STATED GOAL: The records that follow must be reproduced in full, exactly as written.

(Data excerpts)
<<<<

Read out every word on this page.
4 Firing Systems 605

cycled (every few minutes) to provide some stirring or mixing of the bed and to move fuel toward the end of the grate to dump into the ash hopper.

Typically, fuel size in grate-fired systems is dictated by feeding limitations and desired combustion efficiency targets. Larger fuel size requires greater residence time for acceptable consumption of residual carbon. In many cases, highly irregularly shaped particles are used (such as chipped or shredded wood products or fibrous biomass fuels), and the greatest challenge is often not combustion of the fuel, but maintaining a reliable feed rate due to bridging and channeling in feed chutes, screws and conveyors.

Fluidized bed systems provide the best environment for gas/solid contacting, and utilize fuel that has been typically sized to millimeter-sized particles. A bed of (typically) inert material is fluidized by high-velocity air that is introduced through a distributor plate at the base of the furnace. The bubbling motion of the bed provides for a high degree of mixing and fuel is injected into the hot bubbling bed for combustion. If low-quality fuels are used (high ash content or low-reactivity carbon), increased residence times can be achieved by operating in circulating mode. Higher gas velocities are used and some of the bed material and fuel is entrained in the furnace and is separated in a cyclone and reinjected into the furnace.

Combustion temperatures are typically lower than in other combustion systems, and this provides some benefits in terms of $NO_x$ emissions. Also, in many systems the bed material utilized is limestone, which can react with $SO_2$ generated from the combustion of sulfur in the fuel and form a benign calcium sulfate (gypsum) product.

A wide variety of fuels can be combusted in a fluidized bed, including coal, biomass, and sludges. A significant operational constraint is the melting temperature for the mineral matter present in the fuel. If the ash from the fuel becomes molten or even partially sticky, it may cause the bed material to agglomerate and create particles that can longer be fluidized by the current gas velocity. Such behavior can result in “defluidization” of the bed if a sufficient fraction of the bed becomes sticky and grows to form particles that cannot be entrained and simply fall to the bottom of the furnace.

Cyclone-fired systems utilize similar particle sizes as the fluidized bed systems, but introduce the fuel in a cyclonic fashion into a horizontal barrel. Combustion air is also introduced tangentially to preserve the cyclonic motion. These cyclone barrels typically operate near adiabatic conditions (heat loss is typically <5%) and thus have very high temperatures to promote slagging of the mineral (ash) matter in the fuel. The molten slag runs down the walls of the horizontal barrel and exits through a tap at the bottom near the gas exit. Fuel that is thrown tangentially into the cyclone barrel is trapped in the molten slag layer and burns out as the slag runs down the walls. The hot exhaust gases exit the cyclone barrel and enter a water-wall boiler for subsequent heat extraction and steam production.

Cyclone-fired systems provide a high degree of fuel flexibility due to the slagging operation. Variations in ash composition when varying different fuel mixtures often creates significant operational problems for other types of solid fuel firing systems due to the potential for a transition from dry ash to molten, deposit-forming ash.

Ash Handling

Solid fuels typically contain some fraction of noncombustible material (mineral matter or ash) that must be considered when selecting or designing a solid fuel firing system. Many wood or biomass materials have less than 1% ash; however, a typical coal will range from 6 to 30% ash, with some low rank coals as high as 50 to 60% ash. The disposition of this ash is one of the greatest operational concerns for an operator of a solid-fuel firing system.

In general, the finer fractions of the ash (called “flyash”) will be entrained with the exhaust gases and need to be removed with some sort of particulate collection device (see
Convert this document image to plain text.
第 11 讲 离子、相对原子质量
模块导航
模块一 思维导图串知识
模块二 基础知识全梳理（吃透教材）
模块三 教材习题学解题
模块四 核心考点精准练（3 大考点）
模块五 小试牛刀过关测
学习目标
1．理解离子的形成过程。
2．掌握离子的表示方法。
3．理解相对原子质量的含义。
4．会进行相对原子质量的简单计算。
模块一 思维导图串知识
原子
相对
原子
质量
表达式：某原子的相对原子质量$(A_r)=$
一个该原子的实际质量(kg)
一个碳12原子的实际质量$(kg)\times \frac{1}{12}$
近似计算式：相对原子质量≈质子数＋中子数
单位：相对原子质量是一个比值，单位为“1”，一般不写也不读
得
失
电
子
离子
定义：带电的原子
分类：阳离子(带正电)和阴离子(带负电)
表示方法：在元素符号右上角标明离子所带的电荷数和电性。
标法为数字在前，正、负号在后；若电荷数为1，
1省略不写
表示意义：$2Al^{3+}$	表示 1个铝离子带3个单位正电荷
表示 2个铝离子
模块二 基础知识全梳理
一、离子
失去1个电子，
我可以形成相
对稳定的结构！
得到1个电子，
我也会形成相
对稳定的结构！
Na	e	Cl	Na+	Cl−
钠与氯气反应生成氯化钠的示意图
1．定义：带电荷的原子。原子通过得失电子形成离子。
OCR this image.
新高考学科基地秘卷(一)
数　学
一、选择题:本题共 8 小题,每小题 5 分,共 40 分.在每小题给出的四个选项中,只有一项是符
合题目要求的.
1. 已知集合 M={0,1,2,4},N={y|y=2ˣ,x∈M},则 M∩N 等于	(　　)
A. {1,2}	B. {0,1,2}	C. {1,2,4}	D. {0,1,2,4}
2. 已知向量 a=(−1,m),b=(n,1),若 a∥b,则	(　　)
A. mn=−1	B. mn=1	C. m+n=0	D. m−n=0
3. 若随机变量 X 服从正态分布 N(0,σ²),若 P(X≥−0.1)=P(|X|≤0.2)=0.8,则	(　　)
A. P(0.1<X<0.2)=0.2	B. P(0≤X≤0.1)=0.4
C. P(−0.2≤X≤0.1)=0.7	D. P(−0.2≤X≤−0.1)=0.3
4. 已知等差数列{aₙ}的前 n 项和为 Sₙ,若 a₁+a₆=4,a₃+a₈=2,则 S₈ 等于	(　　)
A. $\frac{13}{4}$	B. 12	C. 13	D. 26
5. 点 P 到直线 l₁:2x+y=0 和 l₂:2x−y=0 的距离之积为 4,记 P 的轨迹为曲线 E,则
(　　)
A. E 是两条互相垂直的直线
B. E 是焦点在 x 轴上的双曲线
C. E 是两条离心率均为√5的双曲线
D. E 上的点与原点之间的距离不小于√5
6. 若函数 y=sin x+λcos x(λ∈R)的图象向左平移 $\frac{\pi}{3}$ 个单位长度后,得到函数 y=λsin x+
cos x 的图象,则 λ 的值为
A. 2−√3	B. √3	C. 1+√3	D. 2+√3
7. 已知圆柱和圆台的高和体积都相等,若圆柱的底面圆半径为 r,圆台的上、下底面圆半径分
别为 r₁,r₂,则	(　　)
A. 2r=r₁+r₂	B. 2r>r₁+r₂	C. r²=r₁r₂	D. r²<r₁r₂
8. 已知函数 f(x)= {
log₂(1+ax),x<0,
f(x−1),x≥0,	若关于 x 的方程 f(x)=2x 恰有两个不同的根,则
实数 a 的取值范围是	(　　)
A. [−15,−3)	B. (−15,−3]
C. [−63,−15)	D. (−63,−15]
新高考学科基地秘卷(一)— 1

>>>>

RESULT BELOW:
Read out every word on this page.
4 Firing Systems 605

cycled (every few minutes) to provide some stirring or mixing of the bed and to move fuel toward the end of the grate to dump into the ash hopper.

Typically, fuel size in grate-fired systems is dictated by feeding limitations and desired combustion efficiency targets. Larger fuel size requires greater residence time for acceptable consumption of residual carbon. In many cases, highly irregularly shaped particles are used (such as chipped or shredded wood products or fibrous biomass fuels), and the greatest challenge is often not combustion of the fuel, but maintaining a reliable feed rate due to bridging and channeling in feed chutes, screws and conveyors.

Fluidized bed systems provide the best environment for gas/solid contacting, and utilize fuel that has been typically sized to millimeter-sized particles. A bed of (typically) inert material is fluidized by high-velocity air that is introduced through a distributor plate at the base of the furnace. The bubbling motion of the bed provides for a high degree of mixing and fuel is injected into the hot bubbling bed for combustion. If low-quality fuels are used (high ash content or low-reactivity carbon), increased residence times can be achieved by operating in circulating mode. Higher gas velocities are used and some of the bed material and fuel is entrained in the furnace and is separated in a cyclone and reinjected into the furnace.

Combustion temperatures are typically lower than in other combustion systems, and this provides some benefits in terms of $NO_x$ emissions. Also, in many systems the bed material utilized is limestone, which can react with $SO_2$ generated from the combustion of sulfur in the fuel and form a benign calcium sulfate (gypsum) product.

A wide variety of fuels can be combusted in a fluidized bed, including coal, biomass, and sludges. A significant operational constraint is the melting temperature for the mineral matter present in the fuel. If the ash from the fuel becomes molten or even partially sticky, it may cause the bed material to agglomerate and create particles that can longer be fluidized by the current gas velocity. Such behavior can result in “defluidization” of the bed if a sufficient fraction of the bed becomes sticky and grows to form particles that cannot be entrained and simply fall to the bottom of the furnace.

Cyclone-fired systems utilize similar particle sizes as the fluidized bed systems, but introduce the fuel in a cyclonic fashion into a horizontal barrel. Combustion air is also introduced tangentially to preserve the cyclonic motion. These cyclone barrels typically operate near adiabatic conditions (heat loss is typically <5%) and thus have very high temperatures to promote slagging of the mineral (ash) matter in the fuel. The molten slag runs down the walls of the horizontal barrel and exits through a tap at the bottom near the gas exit. Fuel that is thrown tangentially into the cyclone barrel is trapped in the molten slag layer and burns out as the slag runs down the walls. The hot exhaust gases exit the cyclone barrel and enter a water-wall boiler for subsequent heat extraction and steam production.

Cyclone-fired systems provide a high degree of fuel flexibility due to the slagging operation. Variations in ash composition when varying different fuel mixtures often creates significant operational problems for other types of solid fuel firing systems due to the potential for a transition from dry ash to molten, deposit-forming ash.

Ash Handling

Solid fuels typically contain some fraction of noncombustible material (mineral matter or ash) that must be considered when selecting or designing a solid fuel firing system. Many wood or biomass materials have less than 1% ash; however, a typical coal will range from 6 to 30% ash, with some low rank coals as high as 50 to 60% ash. The disposition of this ash is one of the greatest operational concerns for an operator of a solid-fuel firing system.

In general, the finer fractions of the ash (called “flyash”) will be entrained with the exhaust gases and need to be removed with some sort of particulate collection device (see
Convert this document image to plain text.
第 11 讲 离子、相对原子质量
模块导航
模块一 思维导图串知识
模块二 基础知识全梳理（吃透教材）
模块三 教材习题学解题
模块四 核心考点精准练（3 大考点）
模块五 小试牛刀过关测
学习目标
1．理解离子的形成过程。
2．掌握离子的表示方法。
3．理解相对原子质量的含义。
4．会进行相对原子质量的简单计算。
模块一 思维导图串知识
原子
相对
原子
质量
表达式：某原子的相对原子质量$(A_r)=$
一个该原子的实际质量(kg)
一个碳12原子的实际质量$(kg)\times \frac{1}{12}$
近似计算式：相对原子质量≈质子数＋中子数
单位：相对原子质量是一个比值，单位为“1”，一般不写也不读
得
失
电
子
离子
定义：带电的原子
分类：阳离子(带正电)和阴离子(带负电)
表示方法：在元素符号右上角标明离子所带的电荷数和电性。
标法为数字在前，正、负号在后；若电荷数为1，
1省略不写
表示意义：$2Al^{3+}$	表示 1个铝离子带3个单位正电荷
表示 2个铝离子
模块二 基础知识全梳理
一、离子
失去1个电子，
我可以形成相
对稳定的结构！
得到1个电子，
我也会形成相
对稳定的结构！
Na	e	Cl	Na+	Cl−
钠与氯气反应生成氯化钠的示意图
1．定义：带电荷的原子。原子通过得失电子形成离子。
OCR this image.
新高考学科基地秘卷(一)
数　学
一、选择题:本题共 8 小题,每小题 5 分,共 40 分.在每小题给出的四个选项中,只有一项是符
合题目要求的.
1. 已知集合 M={0,1,2,4},N={y|y=2ˣ,x∈M},则 M∩N 等于	(　　)
A. {1,2}	B. {0,1,2}	C. {1,2,4}	D. {0,1,2,4}
2. 已知向量 a=(−1,m),b=(n,1),若 a∥b,则	(　　)
A. mn=−1	B. mn=1	C. m+n=0	D. m−n=0
3. 若随机变量 X 服从正态分布 N(0,σ²),若 P(X≥−0.1)=P(|X|≤0.2)=0.8,则	(　　)
A. P(0.1<X<0.2)=0.2	B. P(0≤X≤0.1)=0.4
C. P(−0.2≤X≤0.1)=0.7	D. P(−0.2≤X≤−0.1)=0.3
4. 已知等差数列{aₙ}的前 n 项和为 Sₙ,若 a₁+a₆=4,a₃+a₈=2,则 S₈ 等于	(　　)
A. $\frac{13}{4}$	B. 12	C. 13	D. 26
5. 点 P 到直线 l₁:2x+y=0 和 l₂:2x−y=0 的距离之积为 4,记 P 的轨迹为曲线 E,则
(　　)
A. E 是两条互相垂直的直线
B. E 是焦点在 x 轴上的双曲线
C. E 是两条离心率均为√5的双曲线
D. E 上的点与原点之间的距离不小于√5
6. 若函数 y=sin x+λcos x(λ∈R)的图象向左平移 $\frac{\pi}{3}$ 个单位长度后,得到函数 y=λsin x+
cos x 的图象,则 λ 的值为
A. 2−√3	B. √3	C. 1+√3	D. 2+√3
7. 已知圆柱和圆台的高和体积都相等,若圆柱的底面圆半径为 r,圆台的上、下底面圆半径分
别为 r₁,r₂,则	(　　)
A. 2r=r₁+r₂	B. 2r>r₁+r₂	C. r²=r₁r₂	D. r²<r₁r₂
8. 已知函数 f(x)= {
log₂(1+ax),x<0,
f(x−1),x≥0,	若关于 x 的方程 f(x)=2x 恰有两个不同的根,则
实数 a 的取值范围是	(　　)
A. [−15,−3)	B. (−15,−3]
C. [−63,−15)	D. (−63,−15]
新高考学科基地秘卷(一)— 1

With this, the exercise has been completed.